Exercise goal: Would you write out the listing verbatim and skip every picture in it?

start Input records

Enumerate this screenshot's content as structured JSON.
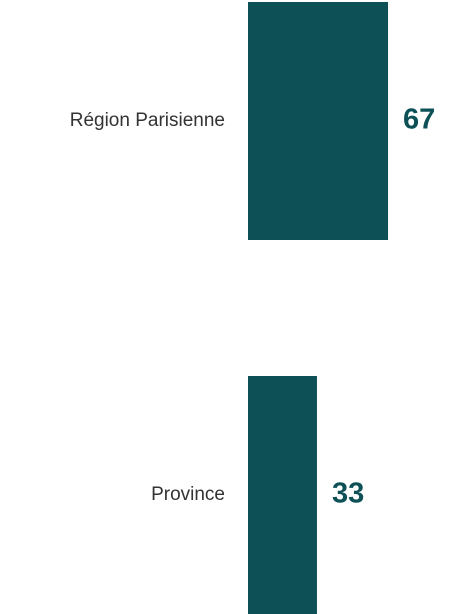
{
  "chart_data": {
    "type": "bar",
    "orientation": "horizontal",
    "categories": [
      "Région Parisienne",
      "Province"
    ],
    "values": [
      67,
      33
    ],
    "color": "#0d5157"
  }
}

end Input records

Expected answer:
Enumerate this screenshot's content as structured JSON.
{
  "chart_data": {
    "type": "bar",
    "orientation": "horizontal",
    "categories": [
      "Région Parisienne",
      "Province"
    ],
    "values": [
      67,
      33
    ],
    "color": "#0d5157"
  }
}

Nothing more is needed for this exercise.